> SET EXERCISE 1:
Return the part of the forum thread on the Faraday's law experiment that begins at the words "1. Sep 13, 2012" and ends after the words "increase in potential.".

> READING TEXT:
Dismiss Notice
Join Physics Forums Today!
The friendliest, high quality science and math community on the planet! Everyone who loves science is here!

Experiment with Faradays law

  1. Sep 13, 2012 #1
    Today we did an experiment with a solenoid through which we varied the current. Around this solenoid, was a different circuit (not coupled to the coil-circuit) where we measured the potential across a resistor. By varying the current my teacher showed how the potential over the resistor would vary.
    Now faradays law essentially says that a time varying magnetic field induces a rotating electric field.
    ∇xE = -dB/dt
    So I thought that the above experiment could be explained by the fact that the changing magnetic field induces an electric field which accounted for the electromotive force induced in the other circuit and thus any drop or increase in potential.

> SET EXERCISE 2:
Retype the records from their first line through the line containing "char-cell[interactable] [479, 662, 498, 677]", unchanged.

> THE INPUT:
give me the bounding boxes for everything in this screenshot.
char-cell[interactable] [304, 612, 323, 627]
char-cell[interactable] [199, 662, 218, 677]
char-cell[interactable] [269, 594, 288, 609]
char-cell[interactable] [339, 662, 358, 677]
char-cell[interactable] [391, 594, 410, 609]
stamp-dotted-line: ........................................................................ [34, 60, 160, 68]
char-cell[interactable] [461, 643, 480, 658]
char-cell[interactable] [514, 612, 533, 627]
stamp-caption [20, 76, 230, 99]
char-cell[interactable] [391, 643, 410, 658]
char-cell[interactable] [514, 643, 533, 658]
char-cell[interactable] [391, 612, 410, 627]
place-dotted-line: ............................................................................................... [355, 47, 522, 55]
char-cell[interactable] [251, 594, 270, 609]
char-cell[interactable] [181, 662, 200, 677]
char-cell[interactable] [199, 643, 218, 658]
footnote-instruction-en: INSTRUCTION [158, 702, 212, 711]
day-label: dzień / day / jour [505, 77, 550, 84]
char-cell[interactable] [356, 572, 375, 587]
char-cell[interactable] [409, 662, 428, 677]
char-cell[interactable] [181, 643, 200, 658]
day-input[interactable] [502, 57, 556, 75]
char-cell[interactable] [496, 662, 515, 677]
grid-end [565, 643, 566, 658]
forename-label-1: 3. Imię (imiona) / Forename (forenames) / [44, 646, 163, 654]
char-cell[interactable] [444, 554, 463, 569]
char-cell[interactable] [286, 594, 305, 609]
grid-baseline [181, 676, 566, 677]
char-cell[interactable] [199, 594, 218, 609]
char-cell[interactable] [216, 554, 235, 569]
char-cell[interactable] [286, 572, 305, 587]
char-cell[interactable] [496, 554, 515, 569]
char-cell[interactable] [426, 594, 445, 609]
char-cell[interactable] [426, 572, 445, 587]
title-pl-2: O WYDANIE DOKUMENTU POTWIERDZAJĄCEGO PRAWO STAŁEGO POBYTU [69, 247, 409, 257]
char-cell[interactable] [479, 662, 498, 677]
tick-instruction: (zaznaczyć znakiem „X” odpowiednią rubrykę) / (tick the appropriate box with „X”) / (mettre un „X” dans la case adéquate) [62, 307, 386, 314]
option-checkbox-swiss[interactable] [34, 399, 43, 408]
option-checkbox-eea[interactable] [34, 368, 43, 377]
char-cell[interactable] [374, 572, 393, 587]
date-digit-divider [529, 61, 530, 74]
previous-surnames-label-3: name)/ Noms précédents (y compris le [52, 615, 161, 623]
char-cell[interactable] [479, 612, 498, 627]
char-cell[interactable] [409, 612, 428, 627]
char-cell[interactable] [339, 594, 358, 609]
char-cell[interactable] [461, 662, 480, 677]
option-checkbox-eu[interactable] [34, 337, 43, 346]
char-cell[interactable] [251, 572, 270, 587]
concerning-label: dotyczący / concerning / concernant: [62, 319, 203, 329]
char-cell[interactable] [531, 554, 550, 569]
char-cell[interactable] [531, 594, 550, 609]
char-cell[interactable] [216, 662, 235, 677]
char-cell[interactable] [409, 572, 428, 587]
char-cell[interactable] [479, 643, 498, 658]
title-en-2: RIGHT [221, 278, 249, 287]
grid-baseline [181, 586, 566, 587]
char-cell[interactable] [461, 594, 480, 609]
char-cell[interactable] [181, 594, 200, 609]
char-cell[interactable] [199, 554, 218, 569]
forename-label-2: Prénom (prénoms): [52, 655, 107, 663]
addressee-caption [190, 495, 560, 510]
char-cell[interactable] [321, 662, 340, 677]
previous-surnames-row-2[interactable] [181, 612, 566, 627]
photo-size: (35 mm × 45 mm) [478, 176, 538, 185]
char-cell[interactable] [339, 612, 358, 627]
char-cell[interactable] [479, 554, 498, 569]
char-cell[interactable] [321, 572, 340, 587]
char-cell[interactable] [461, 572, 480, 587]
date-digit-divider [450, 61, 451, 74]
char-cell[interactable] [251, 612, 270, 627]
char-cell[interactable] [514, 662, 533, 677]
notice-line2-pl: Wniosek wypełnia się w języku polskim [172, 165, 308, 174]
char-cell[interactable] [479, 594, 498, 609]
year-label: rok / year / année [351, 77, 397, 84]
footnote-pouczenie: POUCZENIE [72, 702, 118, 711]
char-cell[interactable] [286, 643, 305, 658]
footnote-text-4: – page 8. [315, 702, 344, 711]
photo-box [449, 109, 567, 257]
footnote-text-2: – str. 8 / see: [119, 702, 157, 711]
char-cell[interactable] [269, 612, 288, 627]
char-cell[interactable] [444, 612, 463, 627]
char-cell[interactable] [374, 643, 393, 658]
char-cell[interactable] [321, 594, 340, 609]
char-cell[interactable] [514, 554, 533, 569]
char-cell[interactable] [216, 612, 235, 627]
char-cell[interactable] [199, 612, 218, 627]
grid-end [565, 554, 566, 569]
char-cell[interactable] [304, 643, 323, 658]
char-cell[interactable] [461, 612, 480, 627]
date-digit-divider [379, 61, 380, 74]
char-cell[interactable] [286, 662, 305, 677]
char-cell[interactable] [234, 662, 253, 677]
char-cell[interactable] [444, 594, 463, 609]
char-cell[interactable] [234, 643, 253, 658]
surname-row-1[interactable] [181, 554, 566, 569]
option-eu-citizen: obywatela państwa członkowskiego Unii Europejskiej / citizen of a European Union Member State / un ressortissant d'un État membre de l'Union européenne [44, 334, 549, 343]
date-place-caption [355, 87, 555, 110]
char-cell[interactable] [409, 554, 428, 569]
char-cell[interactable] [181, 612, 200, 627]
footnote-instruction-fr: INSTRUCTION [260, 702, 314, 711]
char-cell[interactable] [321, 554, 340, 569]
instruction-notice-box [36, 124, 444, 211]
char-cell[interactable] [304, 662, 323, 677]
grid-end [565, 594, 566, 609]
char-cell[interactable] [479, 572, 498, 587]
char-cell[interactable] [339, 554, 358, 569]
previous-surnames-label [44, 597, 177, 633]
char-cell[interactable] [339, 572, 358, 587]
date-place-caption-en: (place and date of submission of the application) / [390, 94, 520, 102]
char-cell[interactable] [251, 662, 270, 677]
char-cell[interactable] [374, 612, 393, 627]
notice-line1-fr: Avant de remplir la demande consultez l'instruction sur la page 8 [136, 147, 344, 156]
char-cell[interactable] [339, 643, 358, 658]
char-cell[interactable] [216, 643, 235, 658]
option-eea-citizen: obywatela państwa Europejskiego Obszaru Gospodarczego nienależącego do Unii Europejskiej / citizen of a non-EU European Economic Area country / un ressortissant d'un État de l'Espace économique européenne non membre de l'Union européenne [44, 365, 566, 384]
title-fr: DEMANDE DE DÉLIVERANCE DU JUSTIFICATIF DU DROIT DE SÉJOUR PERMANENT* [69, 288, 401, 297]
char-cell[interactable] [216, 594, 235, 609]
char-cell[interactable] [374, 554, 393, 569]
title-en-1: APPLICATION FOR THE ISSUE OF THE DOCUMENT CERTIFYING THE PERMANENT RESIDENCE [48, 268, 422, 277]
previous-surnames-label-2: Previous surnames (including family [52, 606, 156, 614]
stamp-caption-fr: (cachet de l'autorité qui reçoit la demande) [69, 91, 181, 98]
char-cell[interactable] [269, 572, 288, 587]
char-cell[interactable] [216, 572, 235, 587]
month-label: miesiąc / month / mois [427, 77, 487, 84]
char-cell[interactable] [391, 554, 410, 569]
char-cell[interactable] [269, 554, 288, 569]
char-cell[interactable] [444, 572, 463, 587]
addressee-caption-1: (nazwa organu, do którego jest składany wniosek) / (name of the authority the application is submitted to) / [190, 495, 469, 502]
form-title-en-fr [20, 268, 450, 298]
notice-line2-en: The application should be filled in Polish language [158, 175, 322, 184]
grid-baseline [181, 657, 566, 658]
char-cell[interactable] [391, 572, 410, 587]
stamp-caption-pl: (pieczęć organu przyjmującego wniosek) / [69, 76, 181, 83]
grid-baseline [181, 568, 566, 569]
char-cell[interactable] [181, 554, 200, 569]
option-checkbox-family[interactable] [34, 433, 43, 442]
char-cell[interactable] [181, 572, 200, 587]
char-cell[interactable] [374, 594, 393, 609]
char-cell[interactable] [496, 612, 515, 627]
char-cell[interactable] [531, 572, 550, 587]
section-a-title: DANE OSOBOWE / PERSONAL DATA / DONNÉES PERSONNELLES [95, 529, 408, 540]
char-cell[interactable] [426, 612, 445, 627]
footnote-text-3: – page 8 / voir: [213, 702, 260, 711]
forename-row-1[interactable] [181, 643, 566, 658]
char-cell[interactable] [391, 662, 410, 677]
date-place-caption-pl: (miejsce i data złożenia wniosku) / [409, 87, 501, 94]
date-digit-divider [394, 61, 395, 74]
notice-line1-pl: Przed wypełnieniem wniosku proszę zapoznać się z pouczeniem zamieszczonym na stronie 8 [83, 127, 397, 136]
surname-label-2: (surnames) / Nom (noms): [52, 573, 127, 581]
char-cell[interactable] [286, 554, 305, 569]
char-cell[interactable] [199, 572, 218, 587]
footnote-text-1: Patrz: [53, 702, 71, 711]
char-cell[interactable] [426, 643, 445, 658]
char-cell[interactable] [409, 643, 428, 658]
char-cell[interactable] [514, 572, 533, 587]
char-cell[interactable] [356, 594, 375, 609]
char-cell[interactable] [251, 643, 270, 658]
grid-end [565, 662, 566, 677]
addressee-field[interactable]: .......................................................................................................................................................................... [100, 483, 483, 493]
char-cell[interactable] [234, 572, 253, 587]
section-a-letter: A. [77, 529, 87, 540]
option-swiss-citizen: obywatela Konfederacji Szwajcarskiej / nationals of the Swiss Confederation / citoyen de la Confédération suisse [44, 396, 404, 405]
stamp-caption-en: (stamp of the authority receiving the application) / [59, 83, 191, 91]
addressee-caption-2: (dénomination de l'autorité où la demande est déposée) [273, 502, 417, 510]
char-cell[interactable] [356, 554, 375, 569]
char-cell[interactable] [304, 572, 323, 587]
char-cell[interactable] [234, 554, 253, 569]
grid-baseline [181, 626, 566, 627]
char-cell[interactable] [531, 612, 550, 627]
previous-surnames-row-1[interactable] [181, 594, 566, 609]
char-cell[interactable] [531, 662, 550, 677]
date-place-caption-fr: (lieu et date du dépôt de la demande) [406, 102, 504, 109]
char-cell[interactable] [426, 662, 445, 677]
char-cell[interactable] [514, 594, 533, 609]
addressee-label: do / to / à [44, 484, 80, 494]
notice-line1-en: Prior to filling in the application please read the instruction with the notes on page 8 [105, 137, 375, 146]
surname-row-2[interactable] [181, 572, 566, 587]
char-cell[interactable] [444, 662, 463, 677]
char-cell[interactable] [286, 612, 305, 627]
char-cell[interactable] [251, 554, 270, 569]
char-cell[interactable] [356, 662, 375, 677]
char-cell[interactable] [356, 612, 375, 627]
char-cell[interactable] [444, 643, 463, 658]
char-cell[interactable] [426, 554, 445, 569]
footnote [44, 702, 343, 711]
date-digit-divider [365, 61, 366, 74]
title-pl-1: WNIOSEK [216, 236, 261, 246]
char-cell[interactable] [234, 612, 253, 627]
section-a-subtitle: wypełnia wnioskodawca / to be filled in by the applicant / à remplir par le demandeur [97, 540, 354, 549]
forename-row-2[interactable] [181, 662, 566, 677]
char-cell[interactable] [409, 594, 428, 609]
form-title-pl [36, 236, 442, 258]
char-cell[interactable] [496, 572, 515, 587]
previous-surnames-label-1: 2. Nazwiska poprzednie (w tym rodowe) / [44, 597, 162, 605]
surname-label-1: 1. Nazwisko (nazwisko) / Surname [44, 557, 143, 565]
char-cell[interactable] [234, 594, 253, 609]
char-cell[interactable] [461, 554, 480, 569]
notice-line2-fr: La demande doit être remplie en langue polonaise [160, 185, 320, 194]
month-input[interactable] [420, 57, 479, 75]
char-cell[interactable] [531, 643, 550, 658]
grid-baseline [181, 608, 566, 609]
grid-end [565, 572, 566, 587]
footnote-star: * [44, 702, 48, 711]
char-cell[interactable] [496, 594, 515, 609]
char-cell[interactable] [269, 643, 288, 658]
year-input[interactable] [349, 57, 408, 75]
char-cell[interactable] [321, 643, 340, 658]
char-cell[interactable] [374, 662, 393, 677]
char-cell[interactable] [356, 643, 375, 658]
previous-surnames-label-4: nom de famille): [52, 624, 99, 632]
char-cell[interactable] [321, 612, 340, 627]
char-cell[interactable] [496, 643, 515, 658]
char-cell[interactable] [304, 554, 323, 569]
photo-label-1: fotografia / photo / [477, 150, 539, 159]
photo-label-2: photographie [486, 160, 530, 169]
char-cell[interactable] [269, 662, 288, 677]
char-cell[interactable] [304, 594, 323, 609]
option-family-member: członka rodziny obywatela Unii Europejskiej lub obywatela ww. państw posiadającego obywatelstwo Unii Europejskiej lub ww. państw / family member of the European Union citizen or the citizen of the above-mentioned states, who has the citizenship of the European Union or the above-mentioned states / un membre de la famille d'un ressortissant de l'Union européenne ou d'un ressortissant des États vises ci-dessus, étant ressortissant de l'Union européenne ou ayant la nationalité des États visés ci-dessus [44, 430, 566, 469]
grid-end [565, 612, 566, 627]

> REPLY 1:
1. Sep 13, 2012 #1
    Today we did an experiment with a solenoid through which we varied the current. Around this solenoid, was a different circuit (not coupled to the coil-circuit) where we measured the potential across a resistor. By varying the current my teacher showed how the potential over the resistor would vary.
    Now faradays law essentially says that a time varying magnetic field induces a rotating electric field.
    ∇xE = -dB/dt
    So I thought that the above experiment could be explained by the fact that the changing magnetic field induces an electric field which accounted for the electromotive force induced in the other circuit and thus any drop or increase in potential.

> REPLY 2:
give me the bounding boxes for everything in this screenshot.
char-cell[interactable] [304, 612, 323, 627]
char-cell[interactable] [199, 662, 218, 677]
char-cell[interactable] [269, 594, 288, 609]
char-cell[interactable] [339, 662, 358, 677]
char-cell[interactable] [391, 594, 410, 609]
stamp-dotted-line: ........................................................................ [34, 60, 160, 68]
char-cell[interactable] [461, 643, 480, 658]
char-cell[interactable] [514, 612, 533, 627]
stamp-caption [20, 76, 230, 99]
char-cell[interactable] [391, 643, 410, 658]
char-cell[interactable] [514, 643, 533, 658]
char-cell[interactable] [391, 612, 410, 627]
place-dotted-line: ............................................................................................... [355, 47, 522, 55]
char-cell[interactable] [251, 594, 270, 609]
char-cell[interactable] [181, 662, 200, 677]
char-cell[interactable] [199, 643, 218, 658]
footnote-instruction-en: INSTRUCTION [158, 702, 212, 711]
day-label: dzień / day / jour [505, 77, 550, 84]
char-cell[interactable] [356, 572, 375, 587]
char-cell[interactable] [409, 662, 428, 677]
char-cell[interactable] [181, 643, 200, 658]
day-input[interactable] [502, 57, 556, 75]
char-cell[interactable] [496, 662, 515, 677]
grid-end [565, 643, 566, 658]
forename-label-1: 3. Imię (imiona) / Forename (forenames) / [44, 646, 163, 654]
char-cell[interactable] [444, 554, 463, 569]
char-cell[interactable] [286, 594, 305, 609]
grid-baseline [181, 676, 566, 677]
char-cell[interactable] [199, 594, 218, 609]
char-cell[interactable] [216, 554, 235, 569]
char-cell[interactable] [286, 572, 305, 587]
char-cell[interactable] [496, 554, 515, 569]
char-cell[interactable] [426, 594, 445, 609]
char-cell[interactable] [426, 572, 445, 587]
title-pl-2: O WYDANIE DOKUMENTU POTWIERDZAJĄCEGO PRAWO STAŁEGO POBYTU [69, 247, 409, 257]
char-cell[interactable] [479, 662, 498, 677]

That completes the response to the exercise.